• _Supplied records_:
┏━━

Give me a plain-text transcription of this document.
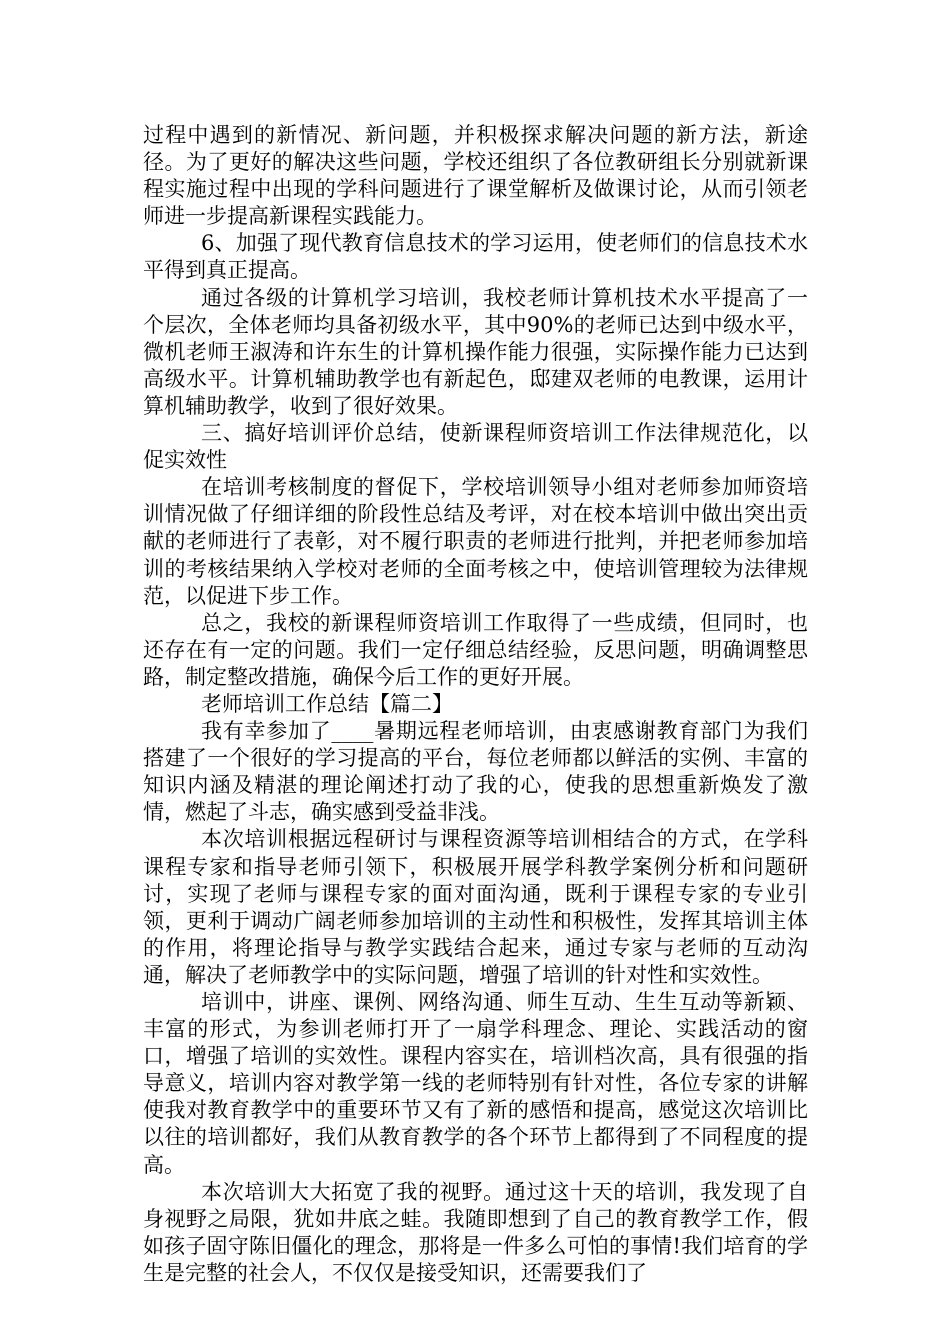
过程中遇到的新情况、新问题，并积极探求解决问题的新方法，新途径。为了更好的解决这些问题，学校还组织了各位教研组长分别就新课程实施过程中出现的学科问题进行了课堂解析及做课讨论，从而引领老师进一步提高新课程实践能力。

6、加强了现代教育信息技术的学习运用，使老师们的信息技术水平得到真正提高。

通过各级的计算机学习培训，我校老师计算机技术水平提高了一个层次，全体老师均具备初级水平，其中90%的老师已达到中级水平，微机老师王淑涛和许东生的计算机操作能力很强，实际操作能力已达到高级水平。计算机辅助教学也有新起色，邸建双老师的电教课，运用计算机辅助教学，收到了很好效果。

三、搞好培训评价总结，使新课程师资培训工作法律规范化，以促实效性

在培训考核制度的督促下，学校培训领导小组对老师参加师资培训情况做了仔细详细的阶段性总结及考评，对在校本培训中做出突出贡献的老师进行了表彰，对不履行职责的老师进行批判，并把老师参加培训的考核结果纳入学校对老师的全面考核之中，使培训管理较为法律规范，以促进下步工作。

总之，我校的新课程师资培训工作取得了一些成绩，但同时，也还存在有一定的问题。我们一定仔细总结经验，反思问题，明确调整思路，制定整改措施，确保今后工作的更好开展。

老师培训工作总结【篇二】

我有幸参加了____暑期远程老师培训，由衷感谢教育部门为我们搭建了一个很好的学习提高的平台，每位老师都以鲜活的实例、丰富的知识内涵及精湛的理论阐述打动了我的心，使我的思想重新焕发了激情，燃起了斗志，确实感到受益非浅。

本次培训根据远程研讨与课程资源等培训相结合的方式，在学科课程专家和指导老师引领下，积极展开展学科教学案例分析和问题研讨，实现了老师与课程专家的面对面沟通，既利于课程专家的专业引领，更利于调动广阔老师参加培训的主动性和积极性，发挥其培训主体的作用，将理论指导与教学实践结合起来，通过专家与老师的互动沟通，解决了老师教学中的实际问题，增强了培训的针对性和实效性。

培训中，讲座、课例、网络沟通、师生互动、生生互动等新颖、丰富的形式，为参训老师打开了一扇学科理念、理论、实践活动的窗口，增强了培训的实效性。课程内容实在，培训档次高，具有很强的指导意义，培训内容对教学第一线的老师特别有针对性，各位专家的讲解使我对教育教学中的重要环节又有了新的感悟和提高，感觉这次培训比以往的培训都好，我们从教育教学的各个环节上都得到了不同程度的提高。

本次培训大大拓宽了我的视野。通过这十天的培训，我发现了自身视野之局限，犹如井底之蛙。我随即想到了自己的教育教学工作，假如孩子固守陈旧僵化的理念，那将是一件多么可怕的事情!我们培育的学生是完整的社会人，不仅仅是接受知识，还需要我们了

┗━━

• _Stated problem_:
Reproduce all the entries that precede this task, word for word, minus any pictures.

• _Solution for this problem_:
Give me a plain-text transcription of this document.
过程中遇到的新情况、新问题，并积极探求解决问题的新方法，新途径。为了更好的解决这些问题，学校还组织了各位教研组长分别就新课程实施过程中出现的学科问题进行了课堂解析及做课讨论，从而引领老师进一步提高新课程实践能力。

6、加强了现代教育信息技术的学习运用，使老师们的信息技术水平得到真正提高。

通过各级的计算机学习培训，我校老师计算机技术水平提高了一个层次，全体老师均具备初级水平，其中90%的老师已达到中级水平，微机老师王淑涛和许东生的计算机操作能力很强，实际操作能力已达到高级水平。计算机辅助教学也有新起色，邸建双老师的电教课，运用计算机辅助教学，收到了很好效果。

三、搞好培训评价总结，使新课程师资培训工作法律规范化，以促实效性

在培训考核制度的督促下，学校培训领导小组对老师参加师资培训情况做了仔细详细的阶段性总结及考评，对在校本培训中做出突出贡献的老师进行了表彰，对不履行职责的老师进行批判，并把老师参加培训的考核结果纳入学校对老师的全面考核之中，使培训管理较为法律规范，以促进下步工作。

总之，我校的新课程师资培训工作取得了一些成绩，但同时，也还存在有一定的问题。我们一定仔细总结经验，反思问题，明确调整思路，制定整改措施，确保今后工作的更好开展。

老师培训工作总结【篇二】

我有幸参加了____暑期远程老师培训，由衷感谢教育部门为我们搭建了一个很好的学习提高的平台，每位老师都以鲜活的实例、丰富的知识内涵及精湛的理论阐述打动了我的心，使我的思想重新焕发了激情，燃起了斗志，确实感到受益非浅。

本次培训根据远程研讨与课程资源等培训相结合的方式，在学科课程专家和指导老师引领下，积极展开展学科教学案例分析和问题研讨，实现了老师与课程专家的面对面沟通，既利于课程专家的专业引领，更利于调动广阔老师参加培训的主动性和积极性，发挥其培训主体的作用，将理论指导与教学实践结合起来，通过专家与老师的互动沟通，解决了老师教学中的实际问题，增强了培训的针对性和实效性。

培训中，讲座、课例、网络沟通、师生互动、生生互动等新颖、丰富的形式，为参训老师打开了一扇学科理念、理论、实践活动的窗口，增强了培训的实效性。课程内容实在，培训档次高，具有很强的指导意义，培训内容对教学第一线的老师特别有针对性，各位专家的讲解使我对教育教学中的重要环节又有了新的感悟和提高，感觉这次培训比以往的培训都好，我们从教育教学的各个环节上都得到了不同程度的提高。

本次培训大大拓宽了我的视野。通过这十天的培训，我发现了自身视野之局限，犹如井底之蛙。我随即想到了自己的教育教学工作，假如孩子固守陈旧僵化的理念，那将是一件多么可怕的事情!我们培育的学生是完整的社会人，不仅仅是接受知识，还需要我们了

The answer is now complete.